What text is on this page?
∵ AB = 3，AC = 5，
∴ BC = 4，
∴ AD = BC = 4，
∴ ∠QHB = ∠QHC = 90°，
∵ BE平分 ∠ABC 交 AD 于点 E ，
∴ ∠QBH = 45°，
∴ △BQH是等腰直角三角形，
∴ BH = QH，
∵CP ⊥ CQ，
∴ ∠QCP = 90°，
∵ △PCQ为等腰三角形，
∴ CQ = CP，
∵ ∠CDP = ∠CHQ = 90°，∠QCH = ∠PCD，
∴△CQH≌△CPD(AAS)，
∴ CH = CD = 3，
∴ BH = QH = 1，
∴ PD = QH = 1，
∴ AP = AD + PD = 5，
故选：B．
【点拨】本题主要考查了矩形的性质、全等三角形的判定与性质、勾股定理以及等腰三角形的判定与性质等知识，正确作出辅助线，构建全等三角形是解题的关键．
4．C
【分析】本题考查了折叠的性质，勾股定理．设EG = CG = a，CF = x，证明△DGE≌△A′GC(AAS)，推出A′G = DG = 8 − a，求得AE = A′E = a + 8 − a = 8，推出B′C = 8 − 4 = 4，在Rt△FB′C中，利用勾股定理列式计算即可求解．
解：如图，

· · · · ·

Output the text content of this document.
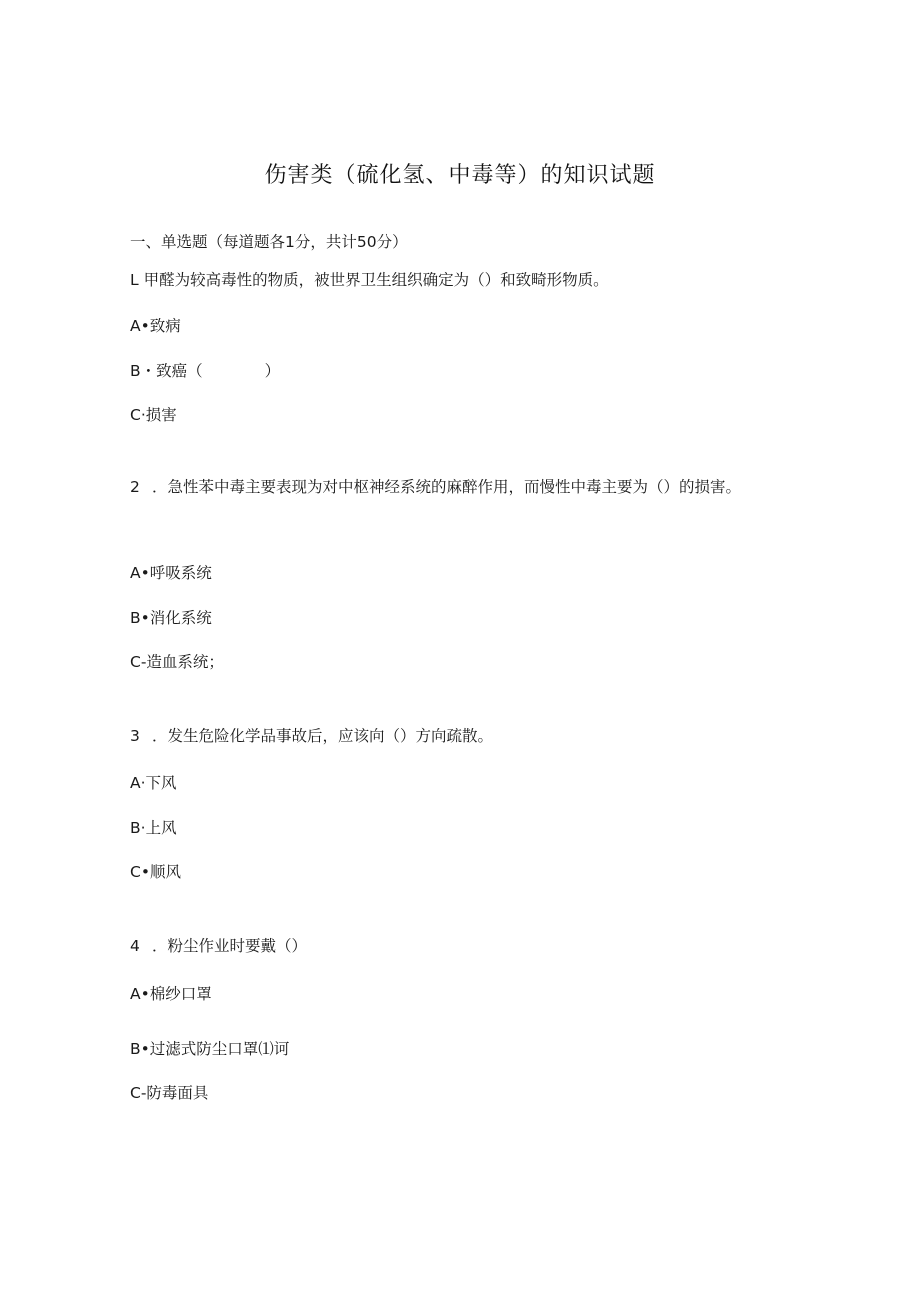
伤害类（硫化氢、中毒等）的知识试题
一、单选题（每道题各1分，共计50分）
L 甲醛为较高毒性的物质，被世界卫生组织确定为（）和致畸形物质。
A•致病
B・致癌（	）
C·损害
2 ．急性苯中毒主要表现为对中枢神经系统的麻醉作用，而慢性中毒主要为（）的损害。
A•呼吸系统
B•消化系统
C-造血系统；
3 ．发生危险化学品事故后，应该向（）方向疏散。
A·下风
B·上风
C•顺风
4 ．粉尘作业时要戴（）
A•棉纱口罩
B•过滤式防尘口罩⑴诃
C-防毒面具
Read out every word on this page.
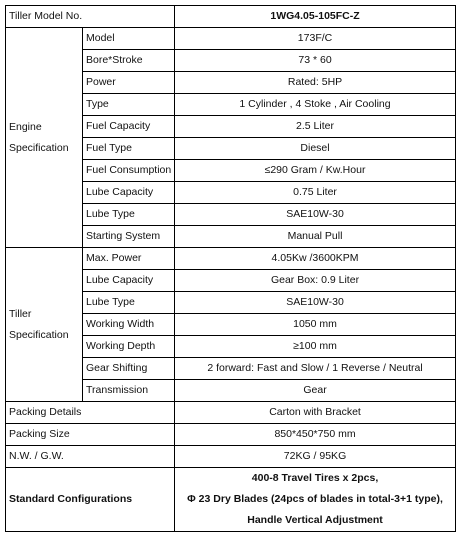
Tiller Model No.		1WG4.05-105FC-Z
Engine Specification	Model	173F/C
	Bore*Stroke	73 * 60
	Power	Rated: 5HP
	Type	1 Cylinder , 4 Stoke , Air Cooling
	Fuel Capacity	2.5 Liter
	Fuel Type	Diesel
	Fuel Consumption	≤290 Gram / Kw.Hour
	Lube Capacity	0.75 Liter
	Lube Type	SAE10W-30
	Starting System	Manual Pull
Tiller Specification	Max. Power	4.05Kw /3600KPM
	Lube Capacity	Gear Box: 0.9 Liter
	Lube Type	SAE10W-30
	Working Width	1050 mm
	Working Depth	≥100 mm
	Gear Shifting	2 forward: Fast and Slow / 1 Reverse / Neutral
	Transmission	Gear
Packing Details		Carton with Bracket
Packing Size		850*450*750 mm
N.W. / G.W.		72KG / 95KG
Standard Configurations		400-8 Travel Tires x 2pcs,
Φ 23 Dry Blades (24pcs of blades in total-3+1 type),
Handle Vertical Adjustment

· · · · ·

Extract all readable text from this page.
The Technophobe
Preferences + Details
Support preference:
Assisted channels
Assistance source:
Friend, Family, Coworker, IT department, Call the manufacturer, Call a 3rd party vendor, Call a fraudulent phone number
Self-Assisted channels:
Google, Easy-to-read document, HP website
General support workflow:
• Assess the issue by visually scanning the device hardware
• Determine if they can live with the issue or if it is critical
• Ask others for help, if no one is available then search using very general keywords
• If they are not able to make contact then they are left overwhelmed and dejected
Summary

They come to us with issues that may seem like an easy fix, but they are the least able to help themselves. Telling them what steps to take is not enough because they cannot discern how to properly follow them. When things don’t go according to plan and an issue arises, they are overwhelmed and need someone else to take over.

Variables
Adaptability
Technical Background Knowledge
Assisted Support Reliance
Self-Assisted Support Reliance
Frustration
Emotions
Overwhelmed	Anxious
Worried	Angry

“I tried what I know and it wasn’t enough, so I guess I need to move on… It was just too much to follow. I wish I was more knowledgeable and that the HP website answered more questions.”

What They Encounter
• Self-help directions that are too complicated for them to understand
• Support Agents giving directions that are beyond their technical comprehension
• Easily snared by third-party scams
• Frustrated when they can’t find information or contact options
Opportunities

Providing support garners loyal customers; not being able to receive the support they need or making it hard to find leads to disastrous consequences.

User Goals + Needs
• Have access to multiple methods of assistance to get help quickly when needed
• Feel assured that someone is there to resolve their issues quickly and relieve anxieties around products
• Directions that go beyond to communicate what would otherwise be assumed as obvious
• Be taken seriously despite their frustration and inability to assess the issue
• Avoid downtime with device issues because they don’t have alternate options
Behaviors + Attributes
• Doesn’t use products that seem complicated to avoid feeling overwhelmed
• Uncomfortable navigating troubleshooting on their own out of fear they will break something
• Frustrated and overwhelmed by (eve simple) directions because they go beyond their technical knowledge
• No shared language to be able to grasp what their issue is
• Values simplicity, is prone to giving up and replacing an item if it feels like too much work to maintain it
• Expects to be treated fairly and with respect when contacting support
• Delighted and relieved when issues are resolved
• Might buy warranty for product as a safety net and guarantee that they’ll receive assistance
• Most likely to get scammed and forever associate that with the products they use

· · · · ·

# [Stated exercise]
Using the listing above, pull out all lines that hold the word "channels".

# [Answer in full]
Assisted channels
Self-Assisted channels:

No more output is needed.